══ RECORDS PROVIDED
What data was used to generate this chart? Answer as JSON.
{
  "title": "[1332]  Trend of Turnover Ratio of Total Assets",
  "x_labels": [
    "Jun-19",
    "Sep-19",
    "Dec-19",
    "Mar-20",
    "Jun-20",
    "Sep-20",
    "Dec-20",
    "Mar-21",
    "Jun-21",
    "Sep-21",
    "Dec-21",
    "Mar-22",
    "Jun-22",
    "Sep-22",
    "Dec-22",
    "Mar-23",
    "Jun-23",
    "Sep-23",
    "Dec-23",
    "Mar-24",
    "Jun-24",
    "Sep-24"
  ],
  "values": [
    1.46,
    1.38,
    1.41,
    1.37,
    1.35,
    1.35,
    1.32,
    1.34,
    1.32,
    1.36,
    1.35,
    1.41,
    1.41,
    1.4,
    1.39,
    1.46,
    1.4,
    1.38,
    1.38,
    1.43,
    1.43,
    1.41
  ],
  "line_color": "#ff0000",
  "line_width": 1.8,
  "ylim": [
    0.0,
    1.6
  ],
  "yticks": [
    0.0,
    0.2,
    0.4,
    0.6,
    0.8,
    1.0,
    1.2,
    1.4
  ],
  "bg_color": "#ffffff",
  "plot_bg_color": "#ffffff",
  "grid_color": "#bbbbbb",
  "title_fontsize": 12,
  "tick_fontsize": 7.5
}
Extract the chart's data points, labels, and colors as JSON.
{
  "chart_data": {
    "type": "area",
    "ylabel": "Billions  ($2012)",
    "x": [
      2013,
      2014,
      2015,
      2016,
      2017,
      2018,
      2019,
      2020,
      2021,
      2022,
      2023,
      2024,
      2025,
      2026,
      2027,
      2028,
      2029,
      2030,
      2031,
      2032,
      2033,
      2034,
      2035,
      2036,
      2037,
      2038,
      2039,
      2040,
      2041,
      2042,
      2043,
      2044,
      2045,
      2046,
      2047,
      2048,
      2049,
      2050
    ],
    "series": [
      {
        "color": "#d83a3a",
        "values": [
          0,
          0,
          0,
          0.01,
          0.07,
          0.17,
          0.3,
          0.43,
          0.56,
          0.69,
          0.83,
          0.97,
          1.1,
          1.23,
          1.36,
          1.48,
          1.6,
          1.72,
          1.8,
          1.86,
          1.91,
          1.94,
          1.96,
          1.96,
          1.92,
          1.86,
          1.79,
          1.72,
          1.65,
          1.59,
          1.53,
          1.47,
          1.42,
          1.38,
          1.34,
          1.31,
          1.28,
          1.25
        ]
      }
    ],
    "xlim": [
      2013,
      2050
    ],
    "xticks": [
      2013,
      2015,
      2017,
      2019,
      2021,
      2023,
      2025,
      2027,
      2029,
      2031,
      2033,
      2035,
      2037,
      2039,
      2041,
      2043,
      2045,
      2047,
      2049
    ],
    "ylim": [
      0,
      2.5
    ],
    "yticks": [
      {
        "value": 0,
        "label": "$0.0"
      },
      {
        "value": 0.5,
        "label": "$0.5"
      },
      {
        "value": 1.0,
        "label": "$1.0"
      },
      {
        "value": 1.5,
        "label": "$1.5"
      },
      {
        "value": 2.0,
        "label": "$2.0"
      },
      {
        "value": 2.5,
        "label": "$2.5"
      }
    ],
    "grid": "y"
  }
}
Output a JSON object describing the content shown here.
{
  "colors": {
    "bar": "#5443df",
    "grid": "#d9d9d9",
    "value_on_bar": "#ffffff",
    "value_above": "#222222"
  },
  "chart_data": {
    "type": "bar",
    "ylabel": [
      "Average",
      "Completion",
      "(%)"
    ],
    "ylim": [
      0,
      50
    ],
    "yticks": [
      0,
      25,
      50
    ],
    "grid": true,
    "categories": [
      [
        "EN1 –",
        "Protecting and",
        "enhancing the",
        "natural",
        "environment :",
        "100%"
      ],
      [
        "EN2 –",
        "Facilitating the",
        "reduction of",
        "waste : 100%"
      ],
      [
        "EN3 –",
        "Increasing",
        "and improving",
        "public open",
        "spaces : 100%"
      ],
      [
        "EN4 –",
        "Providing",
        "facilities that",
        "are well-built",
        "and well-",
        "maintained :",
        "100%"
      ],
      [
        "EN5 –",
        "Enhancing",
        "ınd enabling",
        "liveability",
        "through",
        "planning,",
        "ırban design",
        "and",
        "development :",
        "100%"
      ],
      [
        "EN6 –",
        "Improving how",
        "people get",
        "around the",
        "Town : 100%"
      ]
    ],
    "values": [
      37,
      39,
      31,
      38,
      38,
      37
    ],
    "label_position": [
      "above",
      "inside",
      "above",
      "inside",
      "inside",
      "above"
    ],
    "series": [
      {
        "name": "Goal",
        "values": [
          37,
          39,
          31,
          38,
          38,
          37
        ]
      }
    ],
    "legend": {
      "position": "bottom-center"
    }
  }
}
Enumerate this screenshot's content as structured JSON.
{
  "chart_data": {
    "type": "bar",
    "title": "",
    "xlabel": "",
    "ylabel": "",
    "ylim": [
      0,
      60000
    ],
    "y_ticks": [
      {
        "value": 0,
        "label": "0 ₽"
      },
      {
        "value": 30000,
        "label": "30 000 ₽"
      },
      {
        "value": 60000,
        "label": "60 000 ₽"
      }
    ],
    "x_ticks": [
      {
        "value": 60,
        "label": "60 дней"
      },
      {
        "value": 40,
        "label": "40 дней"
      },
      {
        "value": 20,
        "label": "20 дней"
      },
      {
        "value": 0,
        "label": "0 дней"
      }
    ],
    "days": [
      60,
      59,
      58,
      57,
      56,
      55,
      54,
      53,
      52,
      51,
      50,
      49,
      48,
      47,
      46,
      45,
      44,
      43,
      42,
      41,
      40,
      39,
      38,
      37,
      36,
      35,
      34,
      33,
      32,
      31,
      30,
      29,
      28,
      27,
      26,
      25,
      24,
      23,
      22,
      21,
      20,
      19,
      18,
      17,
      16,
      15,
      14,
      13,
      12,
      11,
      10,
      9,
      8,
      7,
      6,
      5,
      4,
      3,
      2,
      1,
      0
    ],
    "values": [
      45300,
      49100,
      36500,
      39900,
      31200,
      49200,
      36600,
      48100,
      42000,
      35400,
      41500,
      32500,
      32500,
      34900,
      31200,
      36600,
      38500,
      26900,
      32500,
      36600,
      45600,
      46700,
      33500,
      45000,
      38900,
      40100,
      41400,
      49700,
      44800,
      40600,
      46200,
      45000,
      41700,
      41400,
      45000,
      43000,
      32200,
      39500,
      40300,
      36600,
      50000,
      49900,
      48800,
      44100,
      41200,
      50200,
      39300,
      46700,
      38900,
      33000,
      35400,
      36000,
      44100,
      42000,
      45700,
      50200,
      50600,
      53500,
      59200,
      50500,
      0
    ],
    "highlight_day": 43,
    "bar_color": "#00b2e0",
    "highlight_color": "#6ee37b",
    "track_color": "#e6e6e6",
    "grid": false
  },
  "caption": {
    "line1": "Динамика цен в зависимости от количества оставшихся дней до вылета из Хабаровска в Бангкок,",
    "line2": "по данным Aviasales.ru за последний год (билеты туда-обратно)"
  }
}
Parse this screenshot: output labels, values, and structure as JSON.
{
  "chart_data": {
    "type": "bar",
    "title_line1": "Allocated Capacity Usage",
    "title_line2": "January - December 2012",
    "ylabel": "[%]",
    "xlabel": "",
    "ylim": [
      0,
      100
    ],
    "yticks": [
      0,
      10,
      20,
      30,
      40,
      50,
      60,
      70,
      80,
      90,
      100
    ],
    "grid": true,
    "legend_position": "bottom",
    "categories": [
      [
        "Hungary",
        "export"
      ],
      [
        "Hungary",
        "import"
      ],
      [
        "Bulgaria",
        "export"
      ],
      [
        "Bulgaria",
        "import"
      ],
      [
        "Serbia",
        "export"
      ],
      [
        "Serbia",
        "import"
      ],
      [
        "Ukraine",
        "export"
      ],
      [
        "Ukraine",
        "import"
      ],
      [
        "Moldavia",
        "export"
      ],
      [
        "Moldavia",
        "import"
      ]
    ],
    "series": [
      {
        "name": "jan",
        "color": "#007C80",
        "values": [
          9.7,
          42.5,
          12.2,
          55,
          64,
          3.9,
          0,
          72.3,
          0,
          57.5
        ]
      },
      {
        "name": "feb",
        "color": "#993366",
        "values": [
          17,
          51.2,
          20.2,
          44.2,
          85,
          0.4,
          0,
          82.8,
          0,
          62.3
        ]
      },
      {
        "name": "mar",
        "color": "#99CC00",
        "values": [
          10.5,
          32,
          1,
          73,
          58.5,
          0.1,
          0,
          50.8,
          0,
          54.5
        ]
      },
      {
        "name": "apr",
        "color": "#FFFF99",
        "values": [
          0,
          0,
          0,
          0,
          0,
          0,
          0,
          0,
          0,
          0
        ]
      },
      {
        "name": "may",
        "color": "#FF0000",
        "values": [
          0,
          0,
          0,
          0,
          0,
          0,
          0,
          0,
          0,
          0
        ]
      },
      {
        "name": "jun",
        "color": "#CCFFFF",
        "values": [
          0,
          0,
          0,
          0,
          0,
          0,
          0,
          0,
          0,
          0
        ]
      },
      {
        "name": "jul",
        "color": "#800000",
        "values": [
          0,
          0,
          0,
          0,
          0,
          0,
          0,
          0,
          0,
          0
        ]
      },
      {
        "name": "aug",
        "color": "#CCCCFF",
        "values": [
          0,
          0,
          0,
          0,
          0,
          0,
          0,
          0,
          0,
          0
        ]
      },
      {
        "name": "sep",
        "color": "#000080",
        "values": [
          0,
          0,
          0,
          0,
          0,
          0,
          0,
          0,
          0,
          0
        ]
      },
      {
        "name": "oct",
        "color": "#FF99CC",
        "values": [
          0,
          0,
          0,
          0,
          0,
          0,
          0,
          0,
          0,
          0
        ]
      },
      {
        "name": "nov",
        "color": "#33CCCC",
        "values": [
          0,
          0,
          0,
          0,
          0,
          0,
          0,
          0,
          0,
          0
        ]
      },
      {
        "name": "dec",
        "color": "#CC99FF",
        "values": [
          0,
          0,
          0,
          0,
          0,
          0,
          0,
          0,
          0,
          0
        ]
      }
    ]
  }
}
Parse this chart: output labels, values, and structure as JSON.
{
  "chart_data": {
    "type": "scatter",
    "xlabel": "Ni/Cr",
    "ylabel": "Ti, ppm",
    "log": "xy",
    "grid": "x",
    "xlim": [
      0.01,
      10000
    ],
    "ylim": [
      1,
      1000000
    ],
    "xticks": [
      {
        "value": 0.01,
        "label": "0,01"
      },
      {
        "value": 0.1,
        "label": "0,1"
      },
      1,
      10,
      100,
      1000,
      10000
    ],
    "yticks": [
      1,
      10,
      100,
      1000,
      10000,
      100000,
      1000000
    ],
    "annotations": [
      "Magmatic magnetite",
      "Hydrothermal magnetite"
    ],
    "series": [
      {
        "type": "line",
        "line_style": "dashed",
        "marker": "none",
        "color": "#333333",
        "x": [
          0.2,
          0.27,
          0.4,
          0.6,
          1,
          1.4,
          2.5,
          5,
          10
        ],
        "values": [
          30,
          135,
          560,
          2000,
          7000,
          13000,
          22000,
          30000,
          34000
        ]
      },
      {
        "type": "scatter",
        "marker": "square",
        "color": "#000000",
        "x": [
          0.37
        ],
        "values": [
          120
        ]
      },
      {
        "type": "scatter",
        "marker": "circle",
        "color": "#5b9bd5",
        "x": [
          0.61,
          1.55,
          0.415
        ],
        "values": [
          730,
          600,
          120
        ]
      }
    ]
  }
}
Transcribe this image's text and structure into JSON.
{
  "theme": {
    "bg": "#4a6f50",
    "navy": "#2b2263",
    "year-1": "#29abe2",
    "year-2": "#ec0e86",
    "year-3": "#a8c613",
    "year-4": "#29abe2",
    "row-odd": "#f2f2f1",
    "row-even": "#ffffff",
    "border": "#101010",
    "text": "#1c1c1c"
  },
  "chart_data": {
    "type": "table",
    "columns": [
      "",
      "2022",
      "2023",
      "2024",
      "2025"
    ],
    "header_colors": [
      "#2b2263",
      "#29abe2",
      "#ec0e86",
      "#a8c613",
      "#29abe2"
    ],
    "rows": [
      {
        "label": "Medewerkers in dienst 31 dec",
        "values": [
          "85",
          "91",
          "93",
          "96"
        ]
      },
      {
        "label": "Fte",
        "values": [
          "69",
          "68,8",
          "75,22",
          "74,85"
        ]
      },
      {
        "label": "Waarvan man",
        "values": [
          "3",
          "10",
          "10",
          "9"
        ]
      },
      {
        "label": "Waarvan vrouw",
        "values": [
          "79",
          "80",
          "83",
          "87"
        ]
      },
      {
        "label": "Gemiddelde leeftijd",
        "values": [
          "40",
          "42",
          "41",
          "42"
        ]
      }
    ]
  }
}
════
● DIRECTIONS:
Return all lines of the material above in which the word "ffffff" occurs.

● THE REPLY:
  "bg_color": "#ffffff",
  "plot_bg_color": "#ffffff",
    "value_on_bar": "#ffffff",
    "row-even": "#ffffff",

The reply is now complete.